## WHAT THE EXERCISE ASKS:
In the records below, find each line containing the word "JSON" and copy it.

## GIVEN RECORDS:
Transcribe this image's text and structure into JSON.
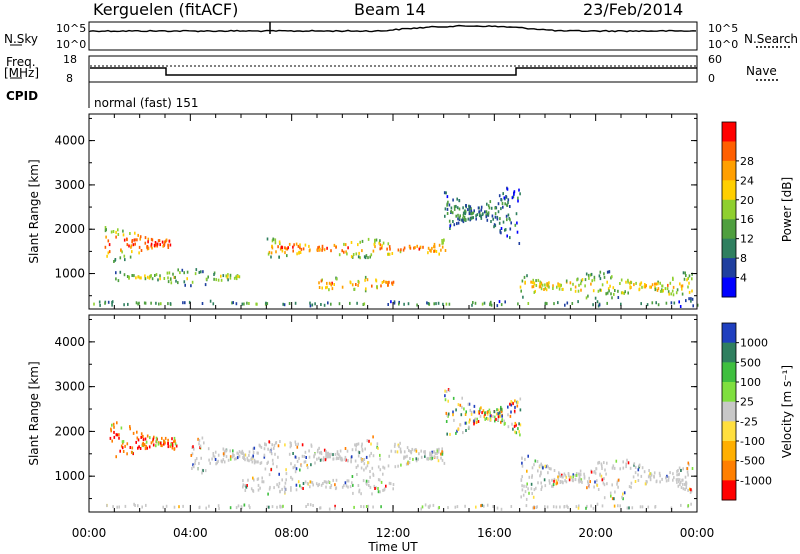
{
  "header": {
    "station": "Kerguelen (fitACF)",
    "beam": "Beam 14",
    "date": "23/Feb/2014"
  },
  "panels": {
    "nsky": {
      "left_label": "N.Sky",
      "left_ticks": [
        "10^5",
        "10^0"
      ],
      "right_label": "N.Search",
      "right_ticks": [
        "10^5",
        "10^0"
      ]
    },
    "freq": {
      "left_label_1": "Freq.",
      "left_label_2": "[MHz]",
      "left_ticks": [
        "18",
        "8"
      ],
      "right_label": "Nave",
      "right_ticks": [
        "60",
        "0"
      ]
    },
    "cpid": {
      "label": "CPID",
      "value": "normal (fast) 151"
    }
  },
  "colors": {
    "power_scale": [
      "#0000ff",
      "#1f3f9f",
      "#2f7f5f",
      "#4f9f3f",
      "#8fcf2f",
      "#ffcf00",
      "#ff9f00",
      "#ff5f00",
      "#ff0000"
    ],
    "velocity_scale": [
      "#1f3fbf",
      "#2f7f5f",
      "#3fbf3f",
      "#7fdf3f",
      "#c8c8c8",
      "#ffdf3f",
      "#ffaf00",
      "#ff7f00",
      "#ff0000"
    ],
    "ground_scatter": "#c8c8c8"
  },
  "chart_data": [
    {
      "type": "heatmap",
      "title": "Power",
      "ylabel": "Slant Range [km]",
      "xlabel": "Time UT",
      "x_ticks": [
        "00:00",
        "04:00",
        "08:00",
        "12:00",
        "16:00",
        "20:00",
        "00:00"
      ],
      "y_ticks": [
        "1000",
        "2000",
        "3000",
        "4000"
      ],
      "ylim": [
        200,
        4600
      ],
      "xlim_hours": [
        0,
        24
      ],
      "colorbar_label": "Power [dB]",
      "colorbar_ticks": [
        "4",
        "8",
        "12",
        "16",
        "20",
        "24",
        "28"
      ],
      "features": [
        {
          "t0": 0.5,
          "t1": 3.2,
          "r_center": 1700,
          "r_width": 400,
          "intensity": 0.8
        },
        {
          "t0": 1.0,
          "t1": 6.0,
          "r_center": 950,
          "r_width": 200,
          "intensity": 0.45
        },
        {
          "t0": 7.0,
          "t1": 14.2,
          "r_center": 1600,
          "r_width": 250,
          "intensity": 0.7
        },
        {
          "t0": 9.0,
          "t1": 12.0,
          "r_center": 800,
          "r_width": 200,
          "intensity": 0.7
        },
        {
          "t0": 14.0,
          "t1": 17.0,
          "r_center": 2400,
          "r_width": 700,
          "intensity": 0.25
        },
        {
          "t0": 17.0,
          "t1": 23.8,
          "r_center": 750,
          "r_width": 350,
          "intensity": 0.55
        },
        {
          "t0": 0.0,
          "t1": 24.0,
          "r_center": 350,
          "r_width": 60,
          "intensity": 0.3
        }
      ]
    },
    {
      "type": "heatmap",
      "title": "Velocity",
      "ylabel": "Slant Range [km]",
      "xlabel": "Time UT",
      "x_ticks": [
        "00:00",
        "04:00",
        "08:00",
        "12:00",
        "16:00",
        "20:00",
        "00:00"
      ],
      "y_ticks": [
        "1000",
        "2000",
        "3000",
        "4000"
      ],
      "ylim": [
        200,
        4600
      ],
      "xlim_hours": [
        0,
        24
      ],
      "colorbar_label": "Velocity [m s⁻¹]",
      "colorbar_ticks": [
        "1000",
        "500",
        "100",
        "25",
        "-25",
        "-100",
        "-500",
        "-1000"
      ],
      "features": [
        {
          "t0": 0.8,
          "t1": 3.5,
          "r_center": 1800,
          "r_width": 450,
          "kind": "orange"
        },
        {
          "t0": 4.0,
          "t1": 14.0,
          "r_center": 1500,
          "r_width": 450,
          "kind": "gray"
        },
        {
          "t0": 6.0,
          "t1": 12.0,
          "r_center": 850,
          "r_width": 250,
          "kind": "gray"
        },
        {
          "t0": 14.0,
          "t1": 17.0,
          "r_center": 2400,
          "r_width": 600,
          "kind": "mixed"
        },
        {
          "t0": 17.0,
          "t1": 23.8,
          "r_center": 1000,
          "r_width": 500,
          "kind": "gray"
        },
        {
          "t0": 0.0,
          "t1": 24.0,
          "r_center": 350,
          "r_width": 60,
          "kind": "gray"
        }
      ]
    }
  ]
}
==
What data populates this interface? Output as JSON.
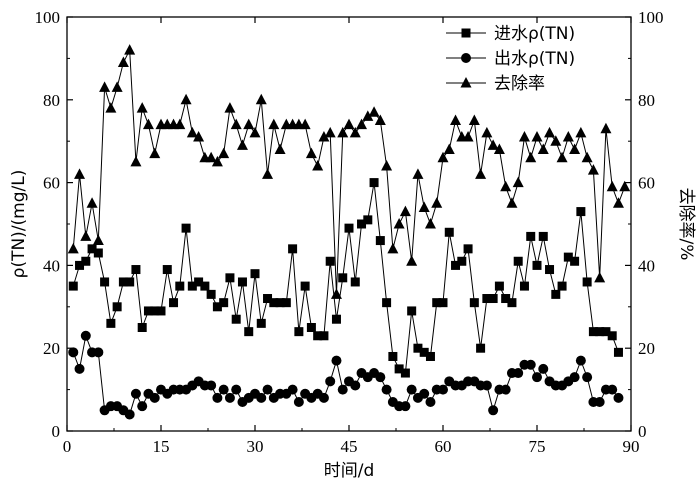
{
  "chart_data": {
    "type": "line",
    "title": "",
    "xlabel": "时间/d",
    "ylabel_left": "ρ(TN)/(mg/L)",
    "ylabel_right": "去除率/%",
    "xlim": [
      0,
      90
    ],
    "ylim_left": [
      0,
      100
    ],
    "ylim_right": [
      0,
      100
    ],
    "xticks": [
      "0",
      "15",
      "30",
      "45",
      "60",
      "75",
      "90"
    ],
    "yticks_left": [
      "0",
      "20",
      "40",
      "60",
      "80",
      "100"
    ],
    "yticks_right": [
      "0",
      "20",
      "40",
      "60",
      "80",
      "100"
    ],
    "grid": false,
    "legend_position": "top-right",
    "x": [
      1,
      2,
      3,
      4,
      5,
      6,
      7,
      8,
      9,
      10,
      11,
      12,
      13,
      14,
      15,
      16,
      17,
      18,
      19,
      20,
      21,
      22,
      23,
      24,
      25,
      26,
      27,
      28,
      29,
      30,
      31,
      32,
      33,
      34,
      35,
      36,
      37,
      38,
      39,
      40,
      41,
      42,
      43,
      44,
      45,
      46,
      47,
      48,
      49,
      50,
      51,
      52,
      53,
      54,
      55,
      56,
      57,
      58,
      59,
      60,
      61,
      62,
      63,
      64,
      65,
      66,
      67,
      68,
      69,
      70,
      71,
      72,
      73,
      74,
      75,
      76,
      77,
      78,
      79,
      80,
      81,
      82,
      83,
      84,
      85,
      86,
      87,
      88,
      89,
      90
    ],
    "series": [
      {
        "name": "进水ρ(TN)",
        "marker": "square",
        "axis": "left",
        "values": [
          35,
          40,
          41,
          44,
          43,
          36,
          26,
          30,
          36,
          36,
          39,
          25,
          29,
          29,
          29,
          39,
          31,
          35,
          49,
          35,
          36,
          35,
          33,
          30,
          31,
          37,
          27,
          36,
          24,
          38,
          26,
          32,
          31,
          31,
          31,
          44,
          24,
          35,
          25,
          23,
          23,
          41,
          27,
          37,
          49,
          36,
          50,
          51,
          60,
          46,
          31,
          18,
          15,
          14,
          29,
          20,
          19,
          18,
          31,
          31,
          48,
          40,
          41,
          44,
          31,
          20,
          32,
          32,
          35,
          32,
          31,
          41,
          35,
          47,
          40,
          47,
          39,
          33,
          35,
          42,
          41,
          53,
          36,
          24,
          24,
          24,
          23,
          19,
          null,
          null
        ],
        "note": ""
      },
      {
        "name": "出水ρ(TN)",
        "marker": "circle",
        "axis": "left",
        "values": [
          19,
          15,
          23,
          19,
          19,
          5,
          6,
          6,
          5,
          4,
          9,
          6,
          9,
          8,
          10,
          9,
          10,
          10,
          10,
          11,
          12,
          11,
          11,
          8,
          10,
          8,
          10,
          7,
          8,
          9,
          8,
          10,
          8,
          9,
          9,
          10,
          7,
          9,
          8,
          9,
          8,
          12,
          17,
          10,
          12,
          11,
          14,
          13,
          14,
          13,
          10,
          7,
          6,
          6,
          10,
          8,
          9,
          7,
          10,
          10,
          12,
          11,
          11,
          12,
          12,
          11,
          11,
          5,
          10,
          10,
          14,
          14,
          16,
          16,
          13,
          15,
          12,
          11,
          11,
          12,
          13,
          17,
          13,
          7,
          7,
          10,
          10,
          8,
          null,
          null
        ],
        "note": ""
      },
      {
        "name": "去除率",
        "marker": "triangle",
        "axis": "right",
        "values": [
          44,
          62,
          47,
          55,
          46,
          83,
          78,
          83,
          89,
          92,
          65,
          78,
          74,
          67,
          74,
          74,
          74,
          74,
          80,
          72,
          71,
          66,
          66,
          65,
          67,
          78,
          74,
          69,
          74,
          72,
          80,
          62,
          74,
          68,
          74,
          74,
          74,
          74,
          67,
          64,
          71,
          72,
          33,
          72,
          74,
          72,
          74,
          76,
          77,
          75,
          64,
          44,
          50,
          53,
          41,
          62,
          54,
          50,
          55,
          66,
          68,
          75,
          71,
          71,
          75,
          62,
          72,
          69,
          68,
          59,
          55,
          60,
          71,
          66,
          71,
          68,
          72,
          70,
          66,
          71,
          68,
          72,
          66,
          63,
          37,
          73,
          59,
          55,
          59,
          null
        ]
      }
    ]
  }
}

## FINAL RESULT:
Transcribe this image's text and structure into JSON.
What data populates this interface? Output as JSON.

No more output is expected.